■ **PROVIDED ENTRIES**
══════
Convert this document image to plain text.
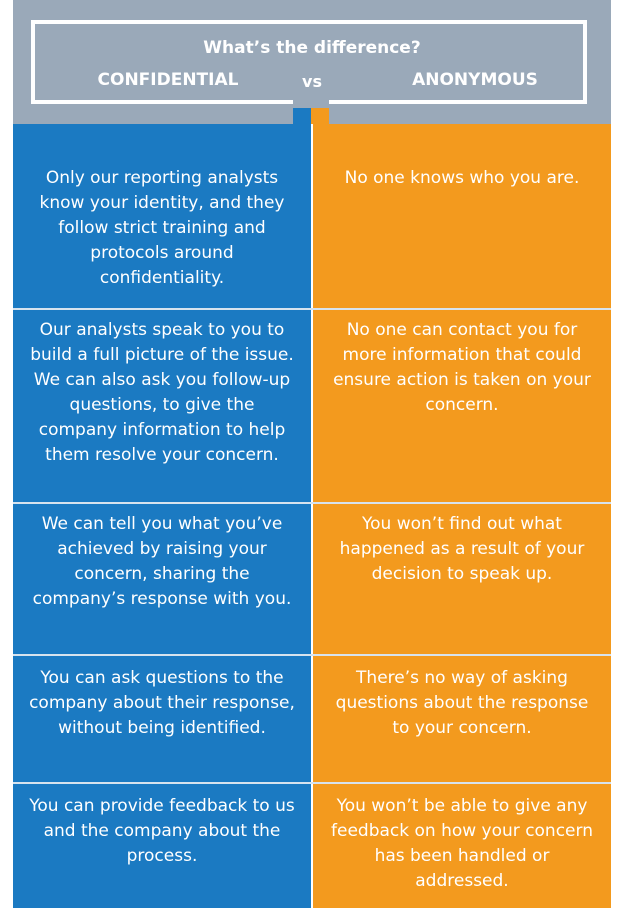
What’s the difference?
CONFIDENTIAL	vs	ANONYMOUS
Only our reporting analysts know your identity, and they follow strict training and protocols around confidentiality.
No one knows who you are.
Our analysts speak to you to build a full picture of the issue. We can also ask you follow-up questions, to give the company information to help them resolve your concern.
No one can contact you for more information that could ensure action is taken on your concern.
We can tell you what you’ve achieved by raising your concern, sharing the company’s response with you.
You won’t find out what happened as a result of your decision to speak up.
You can ask questions to the company about their response, without being identified.
There’s no way of asking questions about the response to your concern.
You can provide feedback to us and the company about the process.
You won’t be able to give any feedback on how your concern has been handled or addressed.
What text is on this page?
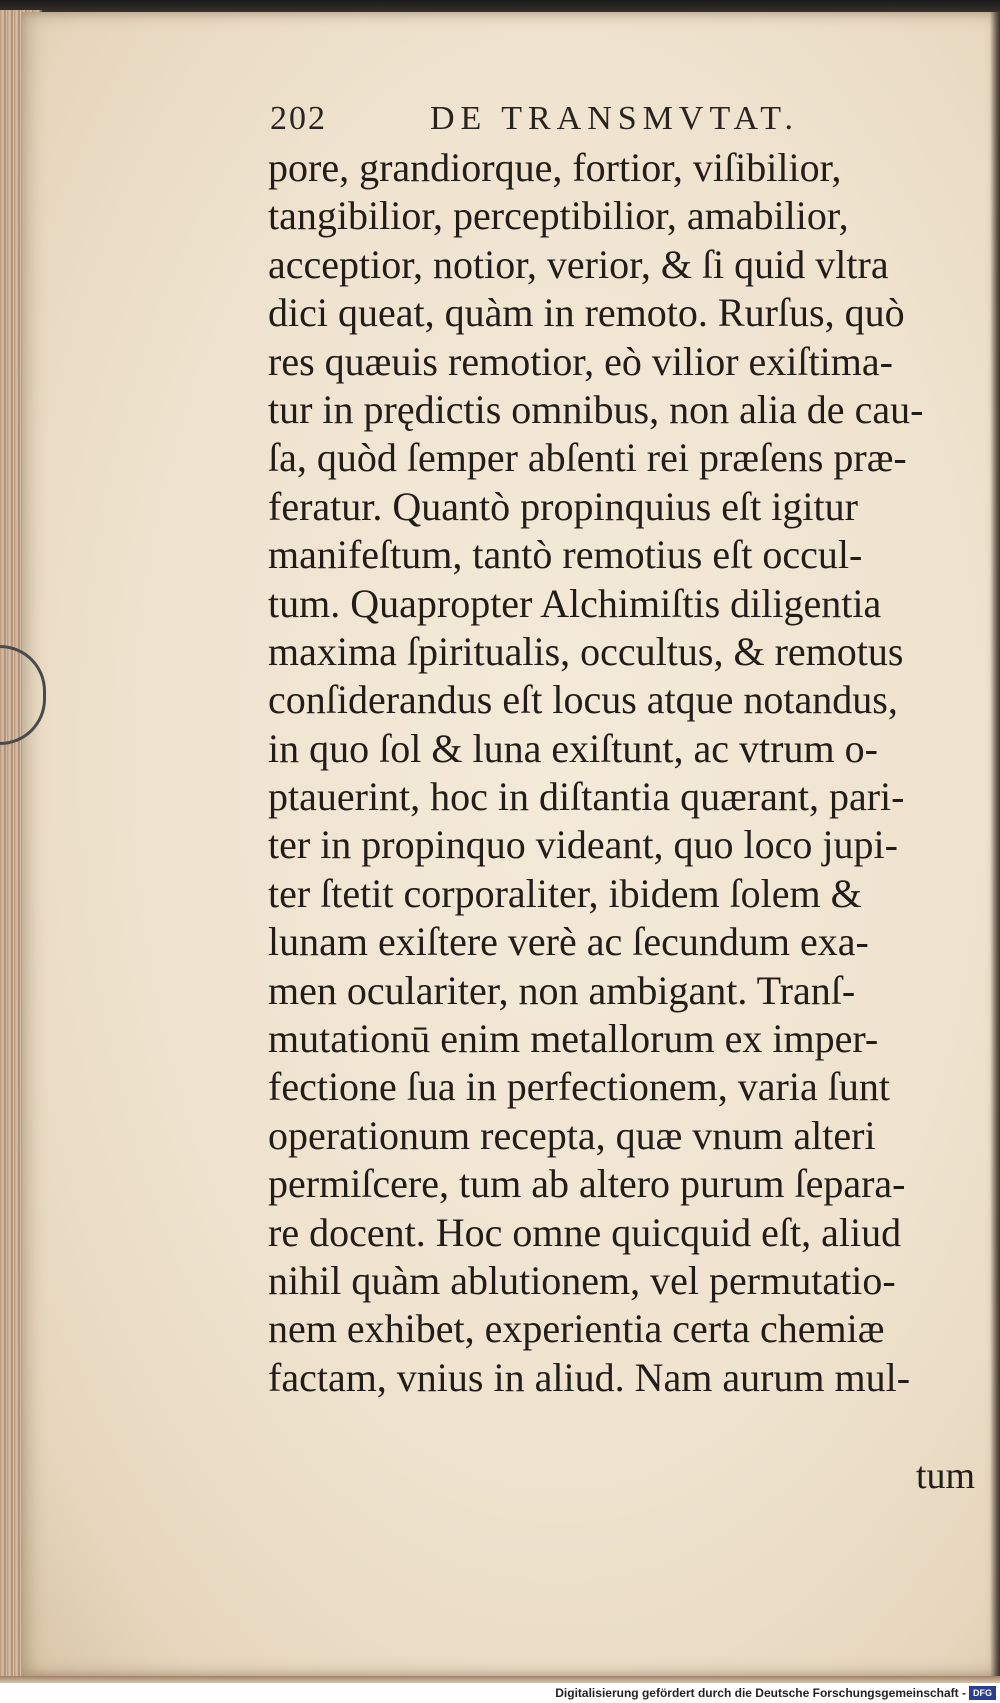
202	DE TRANSMVTAT.
pore, grandiorque, fortior, viſibilior,
tangibilior, perceptibilior, amabilior,
acceptior, notior, verior, & ſi quid vltra
dici queat, quàm in remoto. Rurſus, quò
res quæuis remotior, eò vilior exiſtima-
tur in prędictis omnibus, non alia de cau-
ſa, quòd ſemper abſenti rei præſens præ-
feratur. Quantò propinquius eſt igitur
manifeſtum, tantò remotius eſt occul-
tum. Quapropter Alchimiſtis diligentia
maxima ſpiritualis, occultus, & remotus
conſiderandus eſt locus atque notandus,
in quo ſol & luna exiſtunt, ac vtrum o-
ptauerint, hoc in diſtantia quærant, pari-
ter in propinquo videant, quo loco jupi-
ter ſtetit corporaliter, ibidem ſolem &
lunam exiſtere verè ac ſecundum exa-
men oculariter, non ambigant. Tranſ-
mutationū enim metallorum ex imper-
fectione ſua in perfectionem, varia ſunt
operationum recepta, quæ vnum alteri
permiſcere, tum ab altero purum ſepara-
re docent. Hoc omne quicquid eſt, aliud
nihil quàm ablutionem, vel permutatio-
nem exhibet, experientia certa chemiæ
factam, vnius in aliud. Nam aurum mul-
tum
Digitalisierung gefördert durch die Deutsche Forschungsgemeinschaft - DFG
══════
■ **TASK OBJECTIVE**
Look through the entries above and report each line where the string "questions" occurs.

■ **RESPONSE TO THE EXERCISE**
Our analysts speak to you to build a full picture of the issue. We can also ask you follow-up questions, to give the company information to help them resolve your concern.
You can ask questions to the company about their response, without being identified.
There’s no way of asking questions about the response to your concern.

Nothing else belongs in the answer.